# start of DATASET CONTENT

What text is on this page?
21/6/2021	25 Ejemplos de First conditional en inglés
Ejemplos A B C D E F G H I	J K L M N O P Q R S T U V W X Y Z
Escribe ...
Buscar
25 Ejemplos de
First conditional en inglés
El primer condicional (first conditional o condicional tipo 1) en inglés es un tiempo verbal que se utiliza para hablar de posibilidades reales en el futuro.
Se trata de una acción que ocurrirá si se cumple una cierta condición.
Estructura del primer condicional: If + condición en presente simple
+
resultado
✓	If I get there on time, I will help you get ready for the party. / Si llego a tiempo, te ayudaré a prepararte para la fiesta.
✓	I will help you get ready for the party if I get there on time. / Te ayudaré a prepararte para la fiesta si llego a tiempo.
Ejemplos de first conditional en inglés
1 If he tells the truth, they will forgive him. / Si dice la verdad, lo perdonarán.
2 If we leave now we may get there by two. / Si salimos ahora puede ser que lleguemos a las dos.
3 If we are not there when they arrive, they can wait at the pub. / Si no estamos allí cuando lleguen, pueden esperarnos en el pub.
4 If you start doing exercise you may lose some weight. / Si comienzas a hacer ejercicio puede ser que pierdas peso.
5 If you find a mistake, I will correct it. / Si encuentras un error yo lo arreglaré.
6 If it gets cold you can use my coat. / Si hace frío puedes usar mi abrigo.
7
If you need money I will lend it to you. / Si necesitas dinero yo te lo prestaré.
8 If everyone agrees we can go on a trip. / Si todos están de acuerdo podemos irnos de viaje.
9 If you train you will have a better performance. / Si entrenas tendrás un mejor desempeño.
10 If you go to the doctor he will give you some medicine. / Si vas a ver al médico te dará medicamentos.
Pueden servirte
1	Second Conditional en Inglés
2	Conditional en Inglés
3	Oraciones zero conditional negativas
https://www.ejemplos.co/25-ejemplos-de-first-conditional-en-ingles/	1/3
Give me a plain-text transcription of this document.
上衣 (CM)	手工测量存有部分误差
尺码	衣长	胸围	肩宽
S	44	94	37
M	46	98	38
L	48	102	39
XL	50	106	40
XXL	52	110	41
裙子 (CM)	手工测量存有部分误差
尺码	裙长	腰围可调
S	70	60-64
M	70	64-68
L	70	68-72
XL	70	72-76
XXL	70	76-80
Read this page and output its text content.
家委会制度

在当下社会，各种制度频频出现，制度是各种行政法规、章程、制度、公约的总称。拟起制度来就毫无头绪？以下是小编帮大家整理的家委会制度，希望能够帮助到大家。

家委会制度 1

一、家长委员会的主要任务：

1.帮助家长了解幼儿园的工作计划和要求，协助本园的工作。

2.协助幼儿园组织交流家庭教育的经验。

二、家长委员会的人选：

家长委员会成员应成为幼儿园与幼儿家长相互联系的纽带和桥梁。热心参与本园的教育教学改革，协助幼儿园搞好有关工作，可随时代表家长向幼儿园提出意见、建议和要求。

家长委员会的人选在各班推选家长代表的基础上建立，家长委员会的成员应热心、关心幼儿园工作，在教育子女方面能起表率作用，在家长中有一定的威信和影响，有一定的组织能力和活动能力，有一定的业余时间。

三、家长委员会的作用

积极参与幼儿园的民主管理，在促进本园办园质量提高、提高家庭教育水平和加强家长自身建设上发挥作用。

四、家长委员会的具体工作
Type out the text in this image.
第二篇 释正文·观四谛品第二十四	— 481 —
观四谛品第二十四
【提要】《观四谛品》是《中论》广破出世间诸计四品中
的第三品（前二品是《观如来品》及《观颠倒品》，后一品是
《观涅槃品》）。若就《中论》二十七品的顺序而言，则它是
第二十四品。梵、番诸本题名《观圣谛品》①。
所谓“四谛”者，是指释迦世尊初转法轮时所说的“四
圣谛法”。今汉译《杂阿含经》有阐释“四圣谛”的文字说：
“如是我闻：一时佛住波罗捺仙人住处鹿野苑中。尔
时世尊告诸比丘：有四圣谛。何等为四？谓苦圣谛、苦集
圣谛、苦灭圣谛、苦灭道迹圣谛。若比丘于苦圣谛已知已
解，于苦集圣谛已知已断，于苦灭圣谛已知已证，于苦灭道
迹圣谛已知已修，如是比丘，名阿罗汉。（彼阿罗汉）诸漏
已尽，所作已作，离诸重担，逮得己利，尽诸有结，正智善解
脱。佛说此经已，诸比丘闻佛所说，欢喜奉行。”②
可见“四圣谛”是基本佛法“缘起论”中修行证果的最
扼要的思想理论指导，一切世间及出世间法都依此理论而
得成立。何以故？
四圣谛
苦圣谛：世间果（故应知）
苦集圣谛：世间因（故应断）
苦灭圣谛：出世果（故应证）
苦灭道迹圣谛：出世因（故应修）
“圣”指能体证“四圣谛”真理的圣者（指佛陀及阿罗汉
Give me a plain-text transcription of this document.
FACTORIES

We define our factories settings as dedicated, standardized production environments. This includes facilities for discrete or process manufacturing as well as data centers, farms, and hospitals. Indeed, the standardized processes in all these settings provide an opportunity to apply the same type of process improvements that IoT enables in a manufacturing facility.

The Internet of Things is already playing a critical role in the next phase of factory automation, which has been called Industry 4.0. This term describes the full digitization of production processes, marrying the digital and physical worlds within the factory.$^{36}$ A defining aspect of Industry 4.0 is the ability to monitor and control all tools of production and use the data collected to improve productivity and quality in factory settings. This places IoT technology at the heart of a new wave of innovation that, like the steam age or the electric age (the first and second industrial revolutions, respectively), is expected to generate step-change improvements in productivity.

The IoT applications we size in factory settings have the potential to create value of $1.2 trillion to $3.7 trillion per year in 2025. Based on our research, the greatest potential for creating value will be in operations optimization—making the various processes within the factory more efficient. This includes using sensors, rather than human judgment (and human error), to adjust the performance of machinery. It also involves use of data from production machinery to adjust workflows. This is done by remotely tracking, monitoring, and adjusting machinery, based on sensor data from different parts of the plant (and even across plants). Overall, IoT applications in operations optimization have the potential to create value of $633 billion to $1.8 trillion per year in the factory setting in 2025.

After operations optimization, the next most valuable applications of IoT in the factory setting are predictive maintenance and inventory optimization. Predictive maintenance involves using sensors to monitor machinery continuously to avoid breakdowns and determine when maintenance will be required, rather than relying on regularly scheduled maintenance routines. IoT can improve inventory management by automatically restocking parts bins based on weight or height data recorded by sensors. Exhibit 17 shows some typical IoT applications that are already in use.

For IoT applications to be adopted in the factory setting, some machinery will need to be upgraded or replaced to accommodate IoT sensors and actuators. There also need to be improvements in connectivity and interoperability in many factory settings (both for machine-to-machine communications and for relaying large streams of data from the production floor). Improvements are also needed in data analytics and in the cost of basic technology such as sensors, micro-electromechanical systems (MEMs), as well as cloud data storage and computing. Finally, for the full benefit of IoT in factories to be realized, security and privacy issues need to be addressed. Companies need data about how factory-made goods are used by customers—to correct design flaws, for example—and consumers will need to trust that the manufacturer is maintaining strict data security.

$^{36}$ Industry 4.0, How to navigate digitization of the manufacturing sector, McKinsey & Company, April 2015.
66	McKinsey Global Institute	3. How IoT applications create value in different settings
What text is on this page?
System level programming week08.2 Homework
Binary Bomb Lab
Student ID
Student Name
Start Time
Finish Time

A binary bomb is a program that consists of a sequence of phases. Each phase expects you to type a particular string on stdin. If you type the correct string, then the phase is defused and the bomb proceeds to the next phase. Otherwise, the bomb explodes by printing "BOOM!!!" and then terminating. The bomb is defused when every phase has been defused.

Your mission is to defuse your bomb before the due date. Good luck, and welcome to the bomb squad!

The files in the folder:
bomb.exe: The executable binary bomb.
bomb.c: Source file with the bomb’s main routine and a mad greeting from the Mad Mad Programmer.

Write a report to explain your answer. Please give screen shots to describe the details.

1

# end of DATASET CONTENT

[GIVEN EXERCISE]: Scan the listing above. Gather each line that contains the word "weight".

[SOLUTION FOR THIS TASK]:
4 If you start doing exercise you may lose some weight. / Si comienzas a hacer ejercicio puede ser que pierdas peso.
After operations optimization, the next most valuable applications of IoT in the factory setting are predictive maintenance and inventory optimization. Predictive maintenance involves using sensors to monitor machinery continuously to avoid breakdowns and determine when maintenance will be required, rather than relying on regularly scheduled maintenance routines. IoT can improve inventory management by automatically restocking parts bins based on weight or height data recorded by sensors. Exhibit 17 shows some typical IoT applications that are already in use.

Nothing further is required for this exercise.